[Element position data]
□ □ □ □ □ □ □

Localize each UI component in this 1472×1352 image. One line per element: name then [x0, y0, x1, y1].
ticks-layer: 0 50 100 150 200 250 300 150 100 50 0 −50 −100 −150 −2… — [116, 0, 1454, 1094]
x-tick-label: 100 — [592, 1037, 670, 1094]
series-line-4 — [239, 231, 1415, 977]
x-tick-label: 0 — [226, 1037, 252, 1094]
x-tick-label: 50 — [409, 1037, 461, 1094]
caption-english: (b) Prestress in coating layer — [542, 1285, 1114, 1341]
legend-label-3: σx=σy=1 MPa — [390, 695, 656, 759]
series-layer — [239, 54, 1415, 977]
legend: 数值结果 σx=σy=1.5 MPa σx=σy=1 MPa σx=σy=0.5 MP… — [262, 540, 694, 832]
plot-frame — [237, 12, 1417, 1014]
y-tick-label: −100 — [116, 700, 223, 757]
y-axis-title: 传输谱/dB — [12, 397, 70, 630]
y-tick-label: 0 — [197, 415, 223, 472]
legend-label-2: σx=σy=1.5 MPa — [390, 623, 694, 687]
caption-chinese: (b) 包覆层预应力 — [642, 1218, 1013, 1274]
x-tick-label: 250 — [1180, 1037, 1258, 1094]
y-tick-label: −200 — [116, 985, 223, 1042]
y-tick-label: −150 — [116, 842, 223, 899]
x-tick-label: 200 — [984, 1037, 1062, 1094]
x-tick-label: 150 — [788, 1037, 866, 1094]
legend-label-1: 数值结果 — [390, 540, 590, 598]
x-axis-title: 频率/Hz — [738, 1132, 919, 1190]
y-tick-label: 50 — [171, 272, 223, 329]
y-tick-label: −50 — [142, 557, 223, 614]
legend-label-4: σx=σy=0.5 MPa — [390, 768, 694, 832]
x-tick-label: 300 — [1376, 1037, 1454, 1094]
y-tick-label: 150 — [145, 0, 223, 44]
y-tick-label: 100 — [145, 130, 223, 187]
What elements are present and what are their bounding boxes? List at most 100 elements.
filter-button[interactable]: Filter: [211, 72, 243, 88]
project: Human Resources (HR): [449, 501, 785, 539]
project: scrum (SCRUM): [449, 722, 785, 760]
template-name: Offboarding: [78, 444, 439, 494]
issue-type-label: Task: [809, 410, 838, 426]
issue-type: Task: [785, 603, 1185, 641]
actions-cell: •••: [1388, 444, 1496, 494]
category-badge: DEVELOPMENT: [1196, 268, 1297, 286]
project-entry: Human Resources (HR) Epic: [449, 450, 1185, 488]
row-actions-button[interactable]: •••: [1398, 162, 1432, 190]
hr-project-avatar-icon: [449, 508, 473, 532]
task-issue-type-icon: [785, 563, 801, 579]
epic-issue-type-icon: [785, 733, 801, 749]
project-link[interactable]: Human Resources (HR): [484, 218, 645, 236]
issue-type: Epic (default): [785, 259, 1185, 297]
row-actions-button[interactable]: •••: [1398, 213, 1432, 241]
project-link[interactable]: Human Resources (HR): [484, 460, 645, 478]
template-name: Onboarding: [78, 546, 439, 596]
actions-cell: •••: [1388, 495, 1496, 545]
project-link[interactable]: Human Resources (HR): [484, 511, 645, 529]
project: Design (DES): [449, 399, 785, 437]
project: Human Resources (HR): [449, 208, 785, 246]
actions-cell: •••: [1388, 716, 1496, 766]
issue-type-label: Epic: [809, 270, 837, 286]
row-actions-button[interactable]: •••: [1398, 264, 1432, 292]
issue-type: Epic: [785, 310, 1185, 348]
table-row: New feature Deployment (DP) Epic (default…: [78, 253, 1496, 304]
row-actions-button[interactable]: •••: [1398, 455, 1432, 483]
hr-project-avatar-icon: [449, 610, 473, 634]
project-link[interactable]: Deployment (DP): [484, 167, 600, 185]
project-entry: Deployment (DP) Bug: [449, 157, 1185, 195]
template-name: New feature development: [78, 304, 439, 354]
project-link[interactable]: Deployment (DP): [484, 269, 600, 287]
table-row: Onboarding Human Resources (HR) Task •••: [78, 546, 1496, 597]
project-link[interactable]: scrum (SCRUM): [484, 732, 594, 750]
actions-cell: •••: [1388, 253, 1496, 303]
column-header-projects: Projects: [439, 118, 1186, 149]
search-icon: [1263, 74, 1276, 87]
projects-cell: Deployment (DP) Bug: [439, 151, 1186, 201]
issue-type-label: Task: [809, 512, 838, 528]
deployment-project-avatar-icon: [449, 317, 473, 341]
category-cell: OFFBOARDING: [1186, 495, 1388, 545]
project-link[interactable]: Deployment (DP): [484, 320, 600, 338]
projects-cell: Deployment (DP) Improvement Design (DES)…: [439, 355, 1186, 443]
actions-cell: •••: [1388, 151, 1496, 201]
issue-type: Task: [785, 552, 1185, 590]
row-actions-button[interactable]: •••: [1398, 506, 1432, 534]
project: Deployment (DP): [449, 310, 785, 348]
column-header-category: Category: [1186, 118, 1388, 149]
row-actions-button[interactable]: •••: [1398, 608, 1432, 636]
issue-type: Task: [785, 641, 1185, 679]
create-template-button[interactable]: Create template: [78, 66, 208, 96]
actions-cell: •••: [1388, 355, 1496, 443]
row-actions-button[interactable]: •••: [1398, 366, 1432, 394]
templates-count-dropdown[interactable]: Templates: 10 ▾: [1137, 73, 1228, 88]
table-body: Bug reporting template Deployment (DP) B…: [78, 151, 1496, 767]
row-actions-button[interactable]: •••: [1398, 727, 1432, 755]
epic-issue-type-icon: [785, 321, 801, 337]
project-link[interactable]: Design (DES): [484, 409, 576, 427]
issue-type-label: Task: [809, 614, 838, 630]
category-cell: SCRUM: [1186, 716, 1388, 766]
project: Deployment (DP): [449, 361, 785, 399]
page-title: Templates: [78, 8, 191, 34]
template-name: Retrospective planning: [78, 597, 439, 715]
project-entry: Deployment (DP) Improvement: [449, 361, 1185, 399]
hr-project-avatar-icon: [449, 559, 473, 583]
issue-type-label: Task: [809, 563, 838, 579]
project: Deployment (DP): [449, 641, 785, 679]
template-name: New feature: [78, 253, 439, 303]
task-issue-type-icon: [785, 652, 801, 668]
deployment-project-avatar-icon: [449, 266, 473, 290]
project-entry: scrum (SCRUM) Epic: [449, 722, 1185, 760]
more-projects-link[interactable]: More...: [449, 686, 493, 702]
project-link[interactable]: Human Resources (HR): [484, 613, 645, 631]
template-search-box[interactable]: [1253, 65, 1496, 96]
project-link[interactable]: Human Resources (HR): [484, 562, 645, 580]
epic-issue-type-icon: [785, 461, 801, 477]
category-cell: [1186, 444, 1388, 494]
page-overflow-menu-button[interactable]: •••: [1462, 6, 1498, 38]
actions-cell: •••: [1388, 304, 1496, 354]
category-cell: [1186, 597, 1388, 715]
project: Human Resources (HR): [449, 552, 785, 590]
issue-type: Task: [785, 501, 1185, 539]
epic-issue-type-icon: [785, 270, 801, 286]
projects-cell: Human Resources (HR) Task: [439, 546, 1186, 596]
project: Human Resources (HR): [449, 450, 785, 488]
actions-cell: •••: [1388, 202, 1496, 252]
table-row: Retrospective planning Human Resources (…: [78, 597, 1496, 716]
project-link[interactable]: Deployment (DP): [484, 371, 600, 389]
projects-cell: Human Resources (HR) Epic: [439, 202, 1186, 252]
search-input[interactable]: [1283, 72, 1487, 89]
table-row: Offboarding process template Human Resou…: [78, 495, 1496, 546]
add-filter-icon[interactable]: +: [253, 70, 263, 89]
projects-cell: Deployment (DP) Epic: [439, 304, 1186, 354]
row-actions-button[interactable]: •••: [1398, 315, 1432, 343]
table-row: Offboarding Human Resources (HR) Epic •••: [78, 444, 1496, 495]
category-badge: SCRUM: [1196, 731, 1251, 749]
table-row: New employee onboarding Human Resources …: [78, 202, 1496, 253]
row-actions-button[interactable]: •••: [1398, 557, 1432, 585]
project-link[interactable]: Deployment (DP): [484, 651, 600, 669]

□ □ □ □ □ □ □

• STATED PROBLEM
Copy the records word for word from the very beginning down through the line containing "x-tick-label: 100 — [592, 1037, 670, 1094]", including that line.

• OUTPUT FOR THIS EXERCISE
Localize each UI component in this 1472×1352 image. One line per element: name then [x0, y0, x1, y1].
ticks-layer: 0 50 100 150 200 250 300 150 100 50 0 −50 −100 −150 −2… — [116, 0, 1454, 1094]
x-tick-label: 100 — [592, 1037, 670, 1094]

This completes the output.